## GIVEN EXERCISE A
Retype the part of the passage on the Vietnam War documentary starting with "I feel a deep" and going on through "Laos and Cambodia.", with no changes.

While I applaud Burns’ attempt to provide the U.S. with a way to feel closure, so many stories were left to the wayside. “The Vietnam War” reminds me yet again why it is so vital for refugees to tell our stories in our own words and on our own terms. I hope viewers won’t walk away thinking anything close to the final word has been written on the war, because it hasn’t.
I feel a deep empathy with the Vietnamese Americans who asked, if “The Vietnam War” was so committed to hearing all sides of the story, including the perspectives of the South Vietnamese who were among the most heavily and directly affected, why couldn’t the narrator and others be bothered to pronounce Vietnamese names, and so many Southeast Asian cities and landmarks, correctly. My ongoing concern is for those the U.S. has so often found it convenient to forget, such as the veterans and civilians caught in the wars for Laos and Cambodia.
It feels like every other day my community meets someone who is just now discovering Laos, after we have lived among you for four decades. Only now are they learning about the nearly half-million refugees from my homeland who are rebuilding their lives here because of the “Secret War” — an American-driven war that left over 30 percent of the countryside, to this day, contaminated with cluster bombs long after the bombing ended in 1973.

## PROVIDED ENTRIES

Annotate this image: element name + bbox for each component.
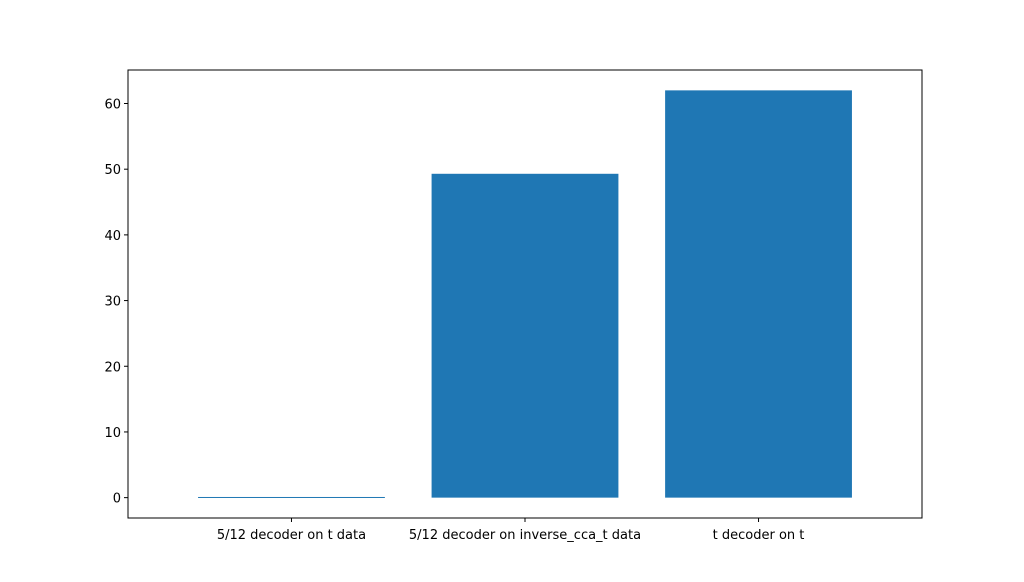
y-tick-label: 20 (104, 360, 121, 375)
y-tick-label: 60 (104, 98, 121, 113)
plot-frame (127, 69, 923, 519)
x-tick-label: 5/12 decoder on t data (217, 528, 366, 543)
y-tick-label: 50 (104, 163, 121, 178)
x-axis: 5/12 decoder on t data 5/12 decoder on in… (217, 518, 805, 543)
y-tick-label: 10 (104, 426, 121, 441)
bar (198, 496, 385, 498)
bar (665, 90, 852, 498)
bars-group (198, 90, 852, 498)
y-tick-label: 30 (104, 295, 121, 310)
y-tick-label: 40 (104, 229, 121, 244)
x-tick-label: t decoder on t (713, 528, 805, 543)
x-tick-label: 5/12 decoder on inverse_cca_t data (409, 528, 641, 543)
y-axis: 0 10 20 30 40 50 60 (104, 98, 128, 507)
y-tick-label: 0 (113, 492, 121, 507)
bar (431, 173, 619, 498)
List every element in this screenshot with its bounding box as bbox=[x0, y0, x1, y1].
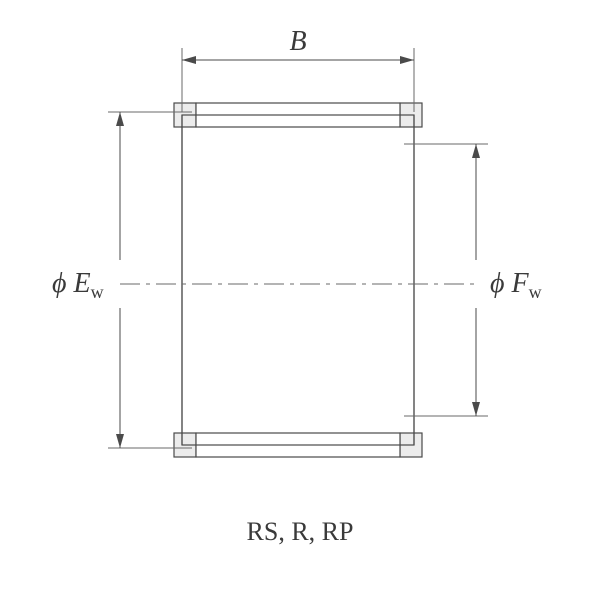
dimension-label-B: B bbox=[289, 26, 306, 57]
figure-caption: RS, R, RP bbox=[247, 517, 354, 546]
dimension-label-Ew: ϕ Ew bbox=[52, 268, 104, 302]
dimension-label-Fw: ϕ Fw bbox=[490, 268, 542, 302]
bearing-cross-section-diagram: Bϕ Ew ϕ Fw RS, R, RP bbox=[0, 0, 600, 600]
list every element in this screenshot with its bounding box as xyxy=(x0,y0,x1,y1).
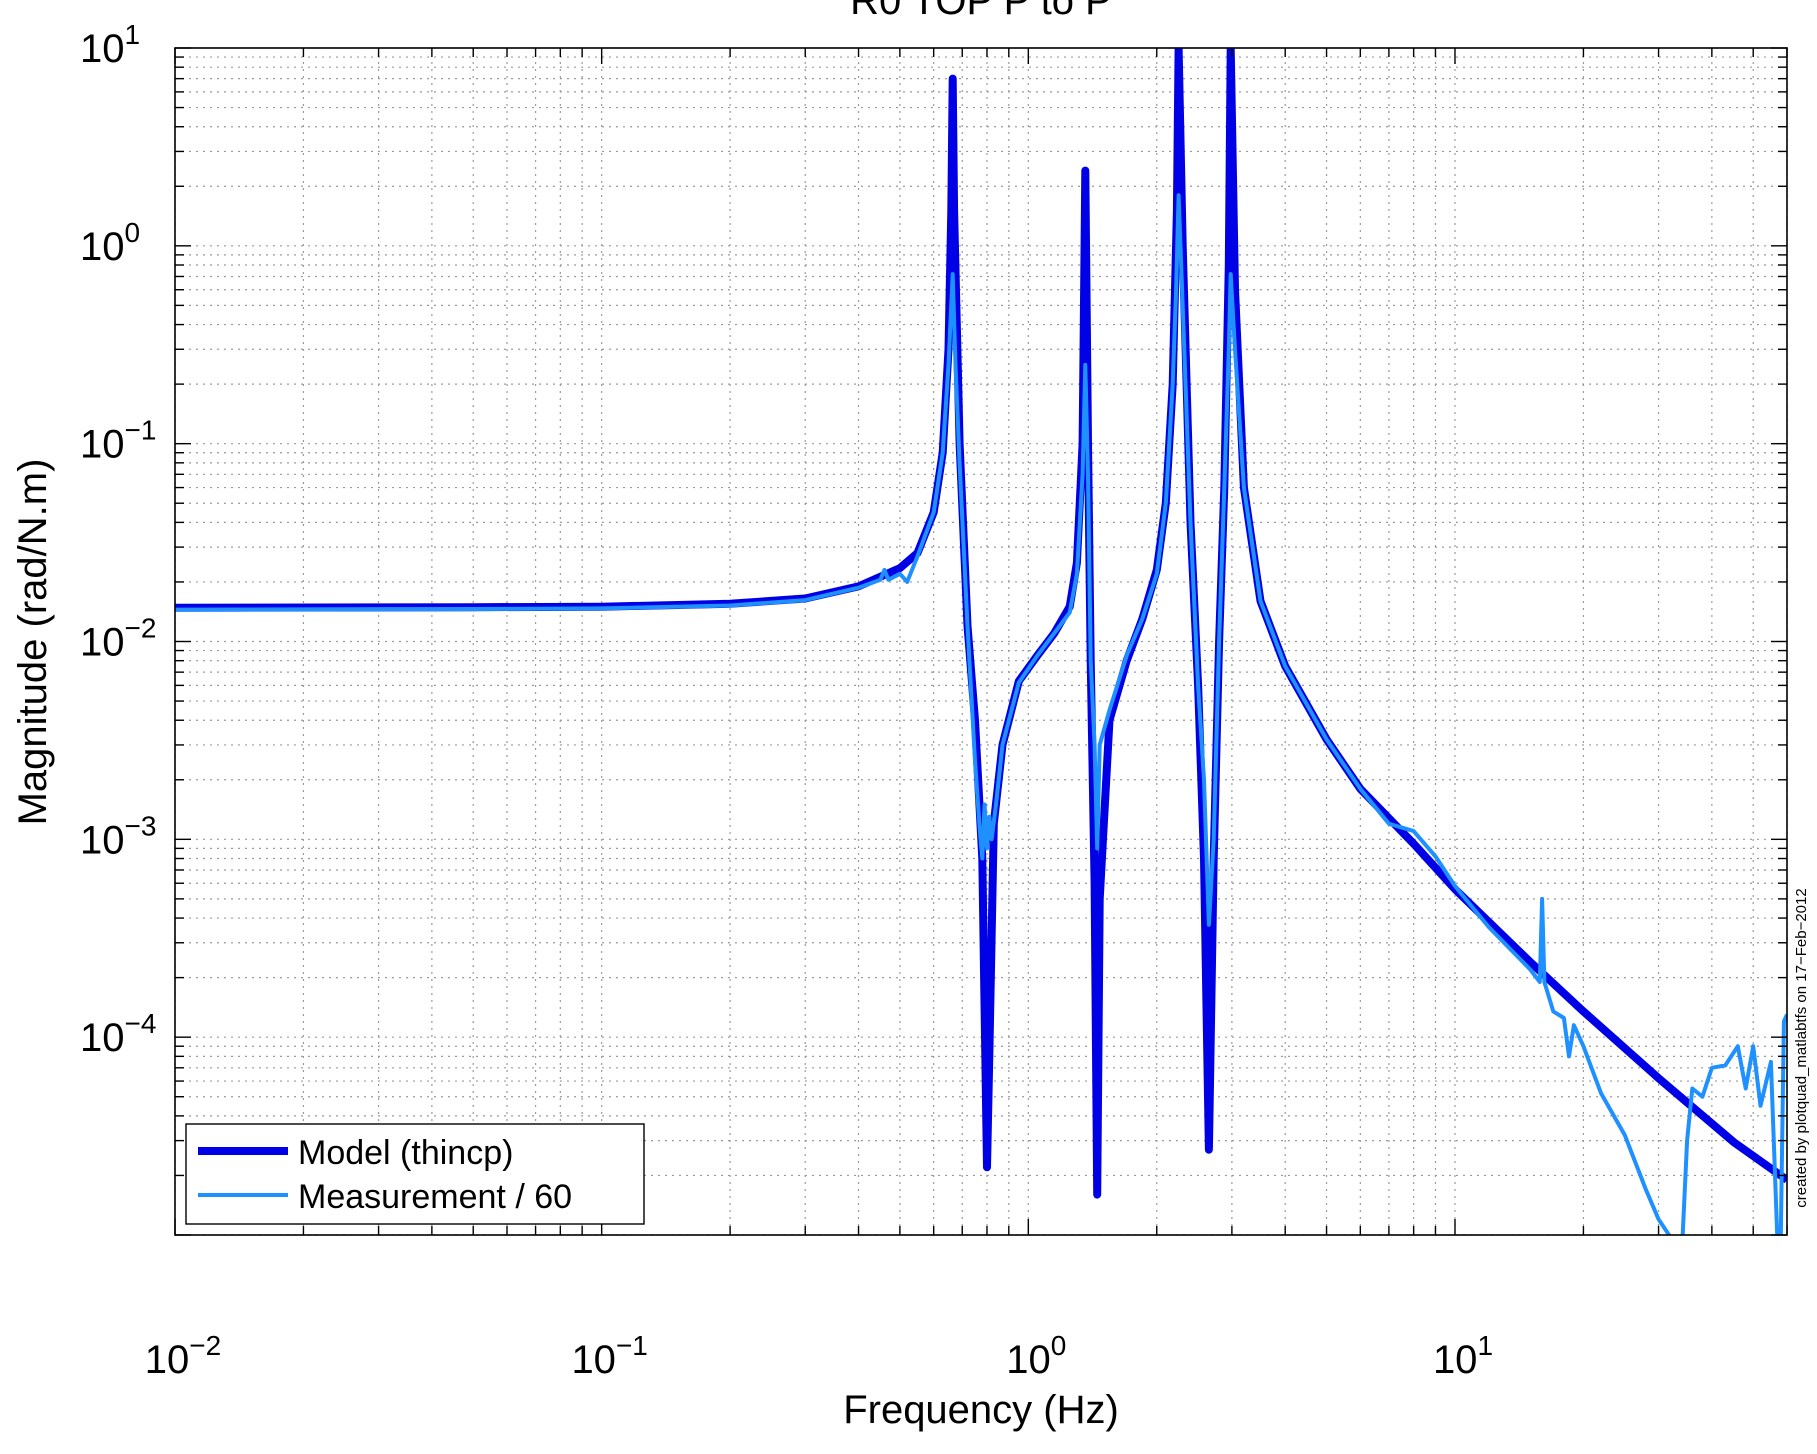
y-tick-label: 10−4 xyxy=(80,1008,156,1060)
y-tick-label: 10−1 xyxy=(80,415,156,467)
x-tick-label: 101 xyxy=(1433,1330,1493,1382)
x-tick-label: 100 xyxy=(1006,1330,1066,1382)
x-axis-label: Frequency (Hz) xyxy=(843,1388,1119,1432)
creation-annotation: created by plotquad_matlabtfs on 17−Feb−… xyxy=(1793,888,1810,1207)
axis-ticks: 10−2 10−1 100 101 10−4 10−3 10−2 10−1 100 101 xyxy=(80,19,1788,1382)
y-tick-label: 100 xyxy=(80,217,140,269)
y-tick-label: 10−3 xyxy=(80,810,156,862)
x-tick-label: 10−2 xyxy=(145,1330,221,1382)
y-tick-label: 101 xyxy=(80,19,140,71)
measurement-series-line xyxy=(175,193,1787,1235)
legend: Model (thincp) Measurement / 60 xyxy=(185,1123,645,1225)
y-tick-label: 10−2 xyxy=(80,613,156,665)
legend-label-model: Model (thincp) xyxy=(298,1134,513,1172)
x-tick-label: 10−1 xyxy=(571,1330,647,1382)
chart-title: R0 TOP P to P xyxy=(850,0,1112,23)
y-axis-label: Magnitude (rad/N.m) xyxy=(11,459,55,826)
legend-box xyxy=(185,1123,645,1225)
legend-label-measurement: Measurement / 60 xyxy=(298,1178,572,1216)
series-layer xyxy=(175,48,1787,1235)
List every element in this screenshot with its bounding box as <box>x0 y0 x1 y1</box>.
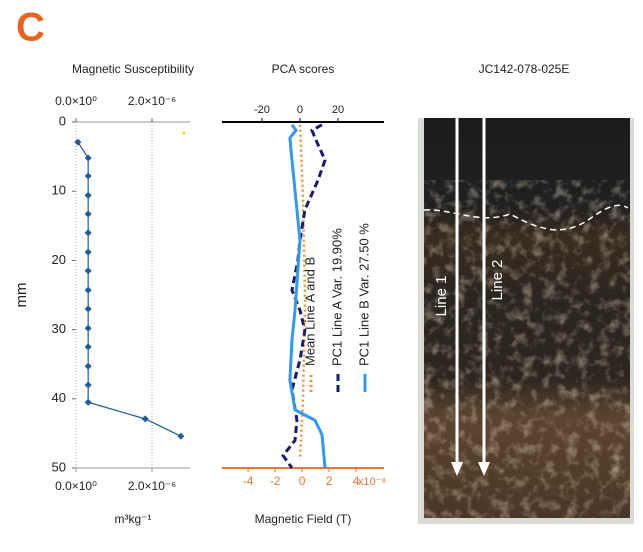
x-tick-label: -4 <box>243 474 254 488</box>
x-tick-label: 0 <box>299 474 306 488</box>
x-tick-label: 2 <box>326 474 333 488</box>
point <box>85 211 92 218</box>
y-tick-label: 40 <box>52 390 66 405</box>
line-label: Line 2 <box>489 260 506 301</box>
x-tick-label: 0.0×10⁰ <box>55 479 97 493</box>
y-tick-label: 10 <box>52 183 66 198</box>
y-axis-label: mm <box>13 283 30 308</box>
point <box>182 132 185 135</box>
photo-title: JC142-078-025E <box>479 62 570 76</box>
point <box>85 363 92 370</box>
point <box>85 325 92 332</box>
x2-tick-label: -20 <box>254 104 270 116</box>
point <box>85 287 92 294</box>
chart-title: PCA scores <box>272 62 335 76</box>
point <box>85 229 92 236</box>
point <box>85 305 92 312</box>
x-tick-label: -2 <box>270 474 281 488</box>
x-tick-label: 2.0×10⁻⁶ <box>128 479 176 493</box>
point <box>85 381 92 388</box>
y-tick-label: 50 <box>52 459 66 474</box>
core-photo: Line 1 Line 2 JC142-078-025E <box>418 62 634 524</box>
x-axis-label: Magnetic Field (T) <box>255 512 352 526</box>
point <box>85 154 92 161</box>
legend-label: PC1 Line B Var. 27.50 % <box>356 223 371 366</box>
panel-label: C <box>16 6 45 50</box>
line-label: Line 1 <box>433 276 450 317</box>
x-tick-label-top: 2.0×10⁻⁶ <box>128 94 176 108</box>
point <box>85 343 92 350</box>
chart-title: Magnetic Susceptibility <box>72 62 194 76</box>
x-axis-label: m³kg⁻¹ <box>115 512 152 526</box>
point <box>177 433 184 440</box>
legend-label: PC1 Line A Var. 19.90% <box>329 228 344 366</box>
x2-tick-label: 20 <box>332 104 344 116</box>
series-line <box>78 142 181 436</box>
legend-label: Mean Line A and B <box>302 257 317 366</box>
point <box>74 139 81 146</box>
point <box>142 415 149 422</box>
figure: C Line 1 Line 2 JC142-078-025E Magnetic … <box>0 0 643 552</box>
x-tick-label-top: 0.0×10⁰ <box>55 94 97 108</box>
point <box>85 399 92 406</box>
point <box>85 267 92 274</box>
x-multiplier: x10⁻⁸ <box>358 476 386 488</box>
point <box>85 172 92 179</box>
y-tick-label: 30 <box>52 321 66 336</box>
y-tick-label: 20 <box>52 252 66 267</box>
point <box>85 249 92 256</box>
y-tick-label: 0 <box>59 113 66 128</box>
point <box>85 192 92 199</box>
x2-tick-label: 0 <box>297 104 303 116</box>
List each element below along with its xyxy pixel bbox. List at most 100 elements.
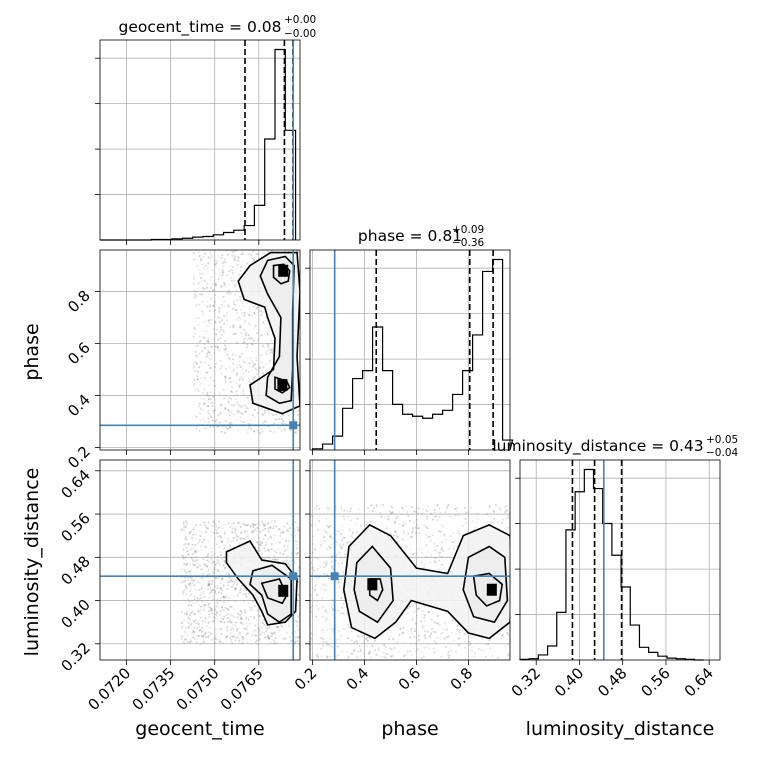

## GIVEN EXERCISE B
From the records, reproduce word for word the lines starting with the line with "y-tick-label: 10−4 xyxy=(80,1008,156,1060)" and going on through the line with "y0 x1 y1</box>.", and only those lines.

## FINAL ANSWER A
I feel a deep empathy with the Vietnamese Americans who asked, if “The Vietnam War” was so committed to hearing all sides of the story, including the perspectives of the South Vietnamese who were among the most heavily and directly affected, why couldn’t the narrator and others be bothered to pronounce Vietnamese names, and so many Southeast Asian cities and landmarks, correctly. My ongoing concern is for those the U.S. has so often found it convenient to forget, such as the veterans and civilians caught in the wars for Laos and Cambodia.

## FINAL ANSWER B
y-tick-label: 10−4 xyxy=(80,1008,156,1060)
y-tick-label: 10−1 xyxy=(80,415,156,467)
x-tick-label: 101 xyxy=(1433,1330,1493,1382)
x-tick-label: 100 xyxy=(1006,1330,1066,1382)
x-axis-label: Frequency (Hz) xyxy=(843,1388,1119,1432)
creation-annotation: created by plotquad_matlabtfs on 17−Feb−… xyxy=(1793,888,1810,1207)
axis-ticks: 10−2 10−1 100 101 10−4 10−3 10−2 10−1 100 101 xyxy=(80,19,1788,1382)
y-tick-label: 100 xyxy=(80,217,140,269)
y-tick-label: 10−3 xyxy=(80,810,156,862)
x-tick-label: 10−2 xyxy=(145,1330,221,1382)
y-tick-label: 101 xyxy=(80,19,140,71)
measurement-series-line xyxy=(175,193,1787,1235)
legend: Model (thincp) Measurement / 60 xyxy=(185,1123,645,1225)
y-tick-label: 10−2 xyxy=(80,613,156,665)
legend-label-model: Model (thincp) xyxy=(298,1134,513,1172)
x-tick-label: 10−1 xyxy=(571,1330,647,1382)
chart-title: R0 TOP P to P xyxy=(850,0,1112,23)
y-axis-label: Magnitude (rad/N.m) xyxy=(11,459,55,826)
legend-box xyxy=(185,1123,645,1225)
legend-label-measurement: Measurement / 60 xyxy=(298,1178,572,1216)
series-layer xyxy=(175,48,1787,1235)
List every element in this screenshot with its bounding box as <box>x0 y0 x1 y1</box>.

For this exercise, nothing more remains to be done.